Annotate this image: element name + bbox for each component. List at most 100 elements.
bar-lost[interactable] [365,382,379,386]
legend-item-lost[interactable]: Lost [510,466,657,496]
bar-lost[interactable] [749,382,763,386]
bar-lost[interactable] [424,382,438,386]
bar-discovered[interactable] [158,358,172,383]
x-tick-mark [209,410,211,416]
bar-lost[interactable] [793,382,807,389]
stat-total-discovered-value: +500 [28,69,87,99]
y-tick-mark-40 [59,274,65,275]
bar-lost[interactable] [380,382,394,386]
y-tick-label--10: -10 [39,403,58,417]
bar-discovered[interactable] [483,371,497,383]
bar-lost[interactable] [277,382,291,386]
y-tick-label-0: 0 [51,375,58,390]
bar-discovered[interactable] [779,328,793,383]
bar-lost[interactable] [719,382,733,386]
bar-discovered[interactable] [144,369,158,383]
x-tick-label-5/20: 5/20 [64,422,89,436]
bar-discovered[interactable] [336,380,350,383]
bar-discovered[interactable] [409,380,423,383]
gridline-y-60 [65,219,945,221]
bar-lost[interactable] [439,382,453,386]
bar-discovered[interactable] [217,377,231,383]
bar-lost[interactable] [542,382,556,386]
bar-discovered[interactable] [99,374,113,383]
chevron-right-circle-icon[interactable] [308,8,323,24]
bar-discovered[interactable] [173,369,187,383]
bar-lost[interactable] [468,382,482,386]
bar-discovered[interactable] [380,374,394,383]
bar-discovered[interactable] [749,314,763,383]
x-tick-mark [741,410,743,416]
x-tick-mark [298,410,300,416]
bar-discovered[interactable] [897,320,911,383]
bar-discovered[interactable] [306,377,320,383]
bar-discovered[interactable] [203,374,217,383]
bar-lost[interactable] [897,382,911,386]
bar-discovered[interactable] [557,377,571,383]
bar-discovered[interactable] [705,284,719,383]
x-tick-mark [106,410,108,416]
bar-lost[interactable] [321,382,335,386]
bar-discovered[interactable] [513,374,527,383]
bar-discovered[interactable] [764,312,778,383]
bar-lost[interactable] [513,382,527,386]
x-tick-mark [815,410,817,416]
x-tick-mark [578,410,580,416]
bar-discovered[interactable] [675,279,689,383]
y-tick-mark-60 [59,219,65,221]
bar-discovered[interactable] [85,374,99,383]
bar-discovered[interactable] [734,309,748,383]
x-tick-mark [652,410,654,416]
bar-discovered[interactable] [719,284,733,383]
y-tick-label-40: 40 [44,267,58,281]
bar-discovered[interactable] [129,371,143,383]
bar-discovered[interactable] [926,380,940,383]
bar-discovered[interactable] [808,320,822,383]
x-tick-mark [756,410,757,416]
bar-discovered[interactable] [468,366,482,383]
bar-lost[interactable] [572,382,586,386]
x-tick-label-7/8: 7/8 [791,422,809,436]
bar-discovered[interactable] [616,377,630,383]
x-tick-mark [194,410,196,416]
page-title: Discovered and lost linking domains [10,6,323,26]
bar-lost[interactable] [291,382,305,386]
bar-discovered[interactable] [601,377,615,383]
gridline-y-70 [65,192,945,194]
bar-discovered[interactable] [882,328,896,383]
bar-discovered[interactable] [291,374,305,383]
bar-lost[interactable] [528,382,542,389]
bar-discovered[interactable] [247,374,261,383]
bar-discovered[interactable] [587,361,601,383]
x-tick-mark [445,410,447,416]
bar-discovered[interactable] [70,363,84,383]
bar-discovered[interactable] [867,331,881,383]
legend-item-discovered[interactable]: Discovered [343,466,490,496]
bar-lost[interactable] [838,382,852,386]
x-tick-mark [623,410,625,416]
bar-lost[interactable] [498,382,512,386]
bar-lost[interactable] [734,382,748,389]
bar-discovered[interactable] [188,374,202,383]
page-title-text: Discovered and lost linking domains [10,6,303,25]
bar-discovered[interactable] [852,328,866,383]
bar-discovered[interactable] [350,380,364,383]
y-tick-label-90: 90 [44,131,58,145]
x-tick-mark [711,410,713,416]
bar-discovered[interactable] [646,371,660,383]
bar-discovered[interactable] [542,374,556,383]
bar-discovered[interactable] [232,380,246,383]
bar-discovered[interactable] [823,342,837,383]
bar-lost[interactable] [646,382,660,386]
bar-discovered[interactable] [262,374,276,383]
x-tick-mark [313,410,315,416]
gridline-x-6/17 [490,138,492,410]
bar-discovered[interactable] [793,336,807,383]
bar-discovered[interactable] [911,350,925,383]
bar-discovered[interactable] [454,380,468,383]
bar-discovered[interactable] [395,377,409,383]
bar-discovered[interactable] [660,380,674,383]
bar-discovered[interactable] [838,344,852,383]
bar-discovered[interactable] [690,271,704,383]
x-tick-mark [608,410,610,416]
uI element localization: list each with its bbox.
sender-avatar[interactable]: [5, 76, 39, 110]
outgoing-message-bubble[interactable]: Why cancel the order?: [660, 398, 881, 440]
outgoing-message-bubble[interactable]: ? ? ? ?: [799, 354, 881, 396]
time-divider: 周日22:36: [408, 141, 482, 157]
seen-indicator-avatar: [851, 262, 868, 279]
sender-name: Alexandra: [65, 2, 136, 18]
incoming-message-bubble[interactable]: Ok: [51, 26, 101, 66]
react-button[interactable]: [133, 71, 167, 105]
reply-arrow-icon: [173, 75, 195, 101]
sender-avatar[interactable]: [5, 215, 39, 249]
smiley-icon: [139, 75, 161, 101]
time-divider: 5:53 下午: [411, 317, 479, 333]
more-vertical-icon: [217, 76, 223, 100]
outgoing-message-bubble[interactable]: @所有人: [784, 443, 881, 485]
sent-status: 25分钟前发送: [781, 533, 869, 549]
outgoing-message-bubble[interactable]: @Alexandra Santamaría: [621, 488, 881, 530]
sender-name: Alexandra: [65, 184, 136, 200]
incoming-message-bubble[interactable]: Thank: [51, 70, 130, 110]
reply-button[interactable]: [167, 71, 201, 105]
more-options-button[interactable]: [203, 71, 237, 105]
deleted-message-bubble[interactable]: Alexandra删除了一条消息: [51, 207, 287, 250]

> _Problem requirements_
Which lines in the records above contain the string "more"? Report each of them in full.

> _Task answer_
more-vertical-icon: [217, 76, 223, 100]
more-options-button[interactable]: [203, 71, 237, 105]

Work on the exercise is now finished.